- Task prompt -
Each entry below should be reproduced character for character.

* start Input records *

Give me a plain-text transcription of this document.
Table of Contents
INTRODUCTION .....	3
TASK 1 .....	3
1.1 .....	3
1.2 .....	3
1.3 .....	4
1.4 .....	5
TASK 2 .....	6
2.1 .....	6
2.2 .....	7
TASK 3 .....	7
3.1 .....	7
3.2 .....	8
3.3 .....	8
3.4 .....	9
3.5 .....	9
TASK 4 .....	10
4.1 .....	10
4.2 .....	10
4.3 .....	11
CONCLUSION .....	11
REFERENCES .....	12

* end Input records *

- In response -
Give me a plain-text transcription of this document.
Table of Contents
INTRODUCTION .....	3
TASK 1 .....	3
1.1 .....	3
1.2 .....	3
1.3 .....	4
1.4 .....	5
TASK 2 .....	6
2.1 .....	6
2.2 .....	7
TASK 3 .....	7
3.1 .....	7
3.2 .....	8
3.3 .....	8
3.4 .....	9
3.5 .....	9
TASK 4 .....	10
4.1 .....	10
4.2 .....	10
4.3 .....	11
CONCLUSION .....	11
REFERENCES .....	12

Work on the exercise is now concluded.